• **Job**
Spot every line with the word "found" and return it.

• **Data excerpts**
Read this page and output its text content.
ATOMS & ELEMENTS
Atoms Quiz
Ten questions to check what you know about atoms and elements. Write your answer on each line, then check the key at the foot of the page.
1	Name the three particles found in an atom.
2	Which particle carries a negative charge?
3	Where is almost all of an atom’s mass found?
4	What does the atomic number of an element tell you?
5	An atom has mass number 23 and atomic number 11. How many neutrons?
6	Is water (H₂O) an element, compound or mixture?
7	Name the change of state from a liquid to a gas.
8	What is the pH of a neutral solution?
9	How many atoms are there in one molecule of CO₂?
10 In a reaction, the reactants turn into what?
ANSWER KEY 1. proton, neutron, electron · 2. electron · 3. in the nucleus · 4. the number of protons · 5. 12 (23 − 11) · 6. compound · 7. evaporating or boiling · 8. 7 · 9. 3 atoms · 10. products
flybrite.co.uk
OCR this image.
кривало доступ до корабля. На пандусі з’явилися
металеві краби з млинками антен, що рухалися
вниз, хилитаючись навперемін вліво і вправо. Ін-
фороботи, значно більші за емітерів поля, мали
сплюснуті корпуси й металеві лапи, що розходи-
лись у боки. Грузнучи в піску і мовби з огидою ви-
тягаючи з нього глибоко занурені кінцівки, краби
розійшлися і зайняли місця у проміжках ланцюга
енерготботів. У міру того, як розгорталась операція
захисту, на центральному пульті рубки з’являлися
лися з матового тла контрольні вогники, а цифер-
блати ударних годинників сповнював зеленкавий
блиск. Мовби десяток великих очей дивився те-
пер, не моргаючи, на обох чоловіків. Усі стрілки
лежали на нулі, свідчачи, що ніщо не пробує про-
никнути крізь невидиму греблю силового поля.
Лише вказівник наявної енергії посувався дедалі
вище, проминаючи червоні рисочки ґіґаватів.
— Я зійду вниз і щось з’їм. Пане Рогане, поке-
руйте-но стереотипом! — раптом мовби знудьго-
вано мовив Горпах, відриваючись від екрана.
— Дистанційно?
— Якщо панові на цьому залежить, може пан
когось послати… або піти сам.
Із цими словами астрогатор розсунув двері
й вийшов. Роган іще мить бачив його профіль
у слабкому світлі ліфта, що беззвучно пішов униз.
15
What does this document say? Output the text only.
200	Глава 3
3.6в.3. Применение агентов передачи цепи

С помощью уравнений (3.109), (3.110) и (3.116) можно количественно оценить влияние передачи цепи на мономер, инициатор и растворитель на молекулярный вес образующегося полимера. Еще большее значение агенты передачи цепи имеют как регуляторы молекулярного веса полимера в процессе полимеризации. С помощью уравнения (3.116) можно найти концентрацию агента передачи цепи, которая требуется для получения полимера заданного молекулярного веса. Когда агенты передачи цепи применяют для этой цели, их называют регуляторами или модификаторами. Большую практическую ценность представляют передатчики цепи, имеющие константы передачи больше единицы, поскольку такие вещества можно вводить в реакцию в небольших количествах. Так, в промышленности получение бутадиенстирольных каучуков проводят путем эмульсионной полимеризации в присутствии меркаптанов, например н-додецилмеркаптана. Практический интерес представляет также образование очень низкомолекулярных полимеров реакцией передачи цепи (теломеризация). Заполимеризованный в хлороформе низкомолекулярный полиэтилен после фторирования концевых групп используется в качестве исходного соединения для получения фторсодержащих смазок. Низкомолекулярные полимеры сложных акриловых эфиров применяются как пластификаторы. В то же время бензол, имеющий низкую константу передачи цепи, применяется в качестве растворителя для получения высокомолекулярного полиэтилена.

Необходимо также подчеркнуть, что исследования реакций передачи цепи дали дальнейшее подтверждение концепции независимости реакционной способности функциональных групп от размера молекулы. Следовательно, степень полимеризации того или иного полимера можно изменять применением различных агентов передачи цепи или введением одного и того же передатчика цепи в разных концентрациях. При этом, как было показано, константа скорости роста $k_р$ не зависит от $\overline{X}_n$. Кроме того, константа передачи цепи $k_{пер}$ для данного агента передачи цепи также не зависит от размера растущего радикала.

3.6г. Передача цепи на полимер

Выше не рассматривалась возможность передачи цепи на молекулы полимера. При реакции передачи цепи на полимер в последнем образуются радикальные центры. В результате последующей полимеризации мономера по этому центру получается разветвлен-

• **Complete answer**
1	Name the three particles found in an atom.
3	Where is almost all of an atom’s mass found?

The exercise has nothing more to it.